▸ **Problem**:
Pick out the lines in the listing below that contain the word "your" and copy them.

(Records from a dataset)
--- BEGIN ---
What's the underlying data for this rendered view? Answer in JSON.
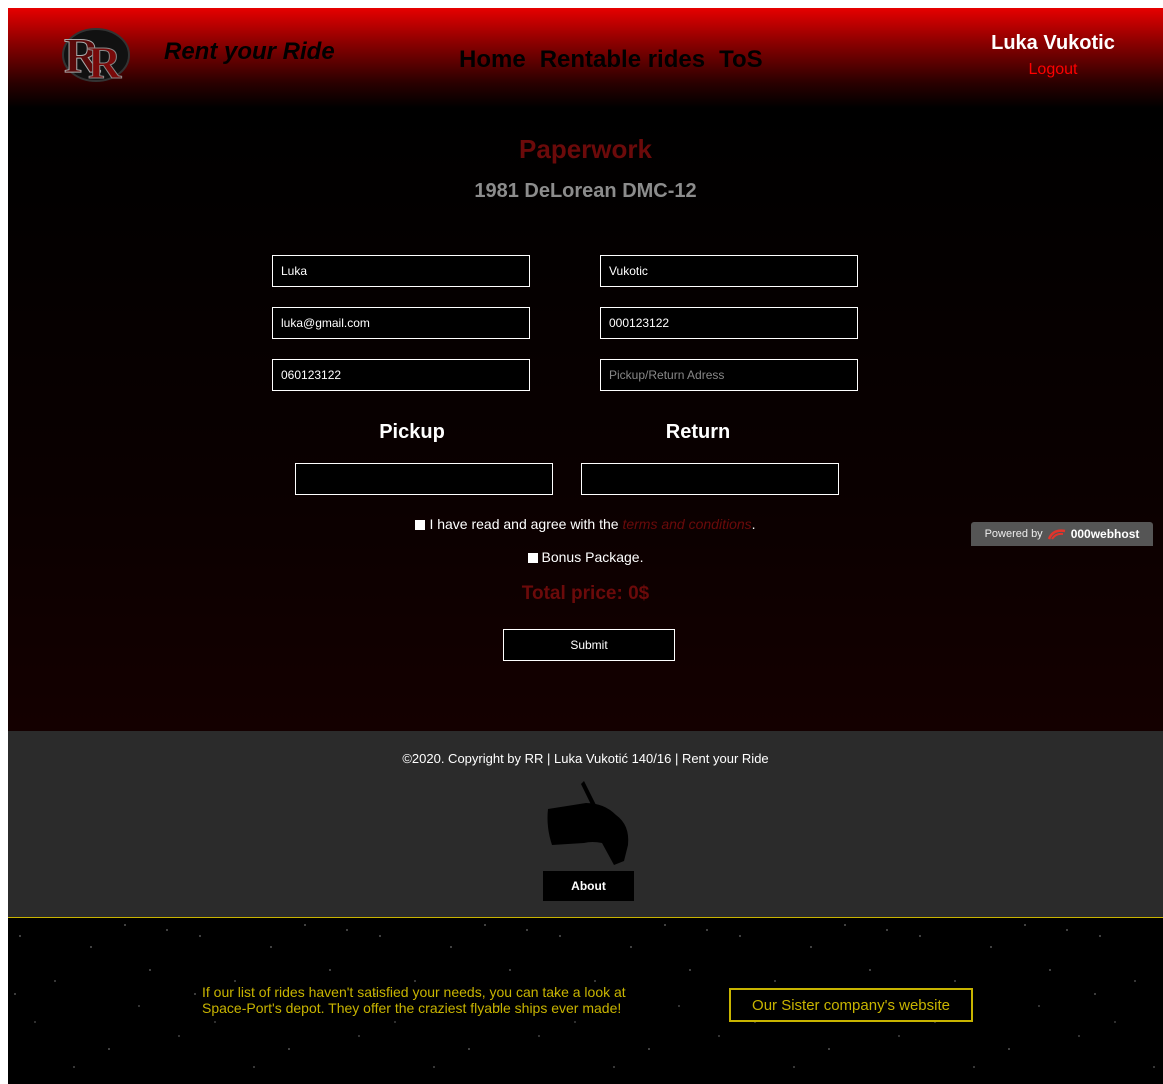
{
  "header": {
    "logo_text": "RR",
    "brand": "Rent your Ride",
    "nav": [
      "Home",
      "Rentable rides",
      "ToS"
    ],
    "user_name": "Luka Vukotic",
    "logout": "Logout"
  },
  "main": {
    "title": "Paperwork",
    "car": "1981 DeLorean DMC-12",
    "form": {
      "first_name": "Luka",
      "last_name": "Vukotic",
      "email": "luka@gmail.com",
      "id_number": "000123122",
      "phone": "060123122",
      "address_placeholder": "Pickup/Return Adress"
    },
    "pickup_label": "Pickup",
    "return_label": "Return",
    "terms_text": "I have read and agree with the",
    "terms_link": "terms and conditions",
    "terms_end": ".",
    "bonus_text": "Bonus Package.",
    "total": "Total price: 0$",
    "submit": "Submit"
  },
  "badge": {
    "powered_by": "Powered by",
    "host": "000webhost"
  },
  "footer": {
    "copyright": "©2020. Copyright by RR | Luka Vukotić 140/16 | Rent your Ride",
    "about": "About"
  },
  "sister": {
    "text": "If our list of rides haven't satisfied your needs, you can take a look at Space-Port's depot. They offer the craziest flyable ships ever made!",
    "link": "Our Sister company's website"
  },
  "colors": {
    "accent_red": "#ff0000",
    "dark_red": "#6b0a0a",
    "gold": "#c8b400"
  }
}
--- END ---
▸ **Completed task**:
    "brand": "Rent your Ride",
    "copyright": "©2020. Copyright by RR | Luka Vukotić 140/16 | Rent your Ride",
    "text": "If our list of rides haven't satisfied your needs, you can take a look at Space-Port's depot. They offer the craziest flyable ships ever made!",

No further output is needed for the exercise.